*課題の指示:* 本文抜粋で、ワシントン条約のもとで日本が保有していた空母を挙げ、それぞれの公称の排水量を示してください。

#### 本文抜粋

ワシントン条約では、日本が保有できる空母の合計保有量は81,000tに制限されていた。これまで日本は鳳翔7,470t、赤城26,900t、加賀26,900t、龍驤7,100t(いずれも公称値)の4隻、合計68,370tを保有しており、残された保有量は12,630tだったが、ワシントン条約には「1921年11月12日以前に完成または建造中の航空母艦は、完成の日より20年を超過せずともこれを代換可能」という規定があり、この規定に該当する鳳翔を処分すれば実質的には20,100tが残された保有量だった。

この鳳翔を処分した保有量で、どのような空母を建造するか検討していたところ、米国が航空巡洋艦を建造するらしいという情報が流れた。日本海軍はこの米航空巡洋艦に対抗するため、1932年に基本計画番号「G-6」と称する航空巡洋艦の試案をまとめた。これは基準排水量12,000t、速力36ノット、航続力18ノットで10,000海里、20cm連装砲3基、12.7cm連装高角砲6基、搭載機70機というものであった。

1934年から始まる第2次補充計画で、軍令部は「G-6」の試案をもとに、実質的な保有量20,100tを使って空母2隻の建造を次のように要求した。

基準排水量10,050t
兵装20cm砲5門(連装、3連装各1基)
12.7cm高角砲20門
機銃40門以上
搭載機数100機(搭載機の半数は一度に発艦できるようにする)
速力36ノット
航続力18ノットで10,000海里
防御力重巡妙高型と同程度

しかし、この要求を10,050tに収めることは到底無理があり、主砲を15.5cm砲に改めても基準排水量が14,000t程度になることが分かった。
そこで主砲を15.5cm砲とし、高角砲と機銃の装備数、搭載機数、防御力を減じ、全般に要求仕様を引き下げて設計をまとめた。これが蒼龍原案と呼ばれた基本計画番号「G-8」で、その要目は次のようであった。

基準排水量10,050t
公試排水量18,000t
兵装15.5cm砲5門(連装、3連装各1基)

########
#### 保存データ

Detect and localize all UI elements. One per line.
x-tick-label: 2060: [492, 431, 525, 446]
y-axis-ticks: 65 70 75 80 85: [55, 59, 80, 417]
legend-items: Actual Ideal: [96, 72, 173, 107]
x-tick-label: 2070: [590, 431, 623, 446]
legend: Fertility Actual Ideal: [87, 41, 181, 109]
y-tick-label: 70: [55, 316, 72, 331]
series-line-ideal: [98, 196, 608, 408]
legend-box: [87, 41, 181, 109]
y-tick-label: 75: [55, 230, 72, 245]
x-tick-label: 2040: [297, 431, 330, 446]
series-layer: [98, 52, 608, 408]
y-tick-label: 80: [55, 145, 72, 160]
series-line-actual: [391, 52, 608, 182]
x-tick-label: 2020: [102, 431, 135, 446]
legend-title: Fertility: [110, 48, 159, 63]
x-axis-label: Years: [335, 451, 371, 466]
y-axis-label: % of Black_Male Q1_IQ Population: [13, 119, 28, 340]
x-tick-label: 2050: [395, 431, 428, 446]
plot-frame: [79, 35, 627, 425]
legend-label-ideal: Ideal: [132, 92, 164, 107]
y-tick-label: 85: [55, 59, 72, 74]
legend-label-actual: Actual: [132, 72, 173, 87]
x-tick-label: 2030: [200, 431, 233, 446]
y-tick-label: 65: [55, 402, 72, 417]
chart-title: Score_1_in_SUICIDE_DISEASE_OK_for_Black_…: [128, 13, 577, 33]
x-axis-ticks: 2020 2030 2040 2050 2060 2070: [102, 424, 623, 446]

########

*解答:*
鳳翔:7,470t
赤城:26,900t
加賀:26,900t
龍驤:7,100t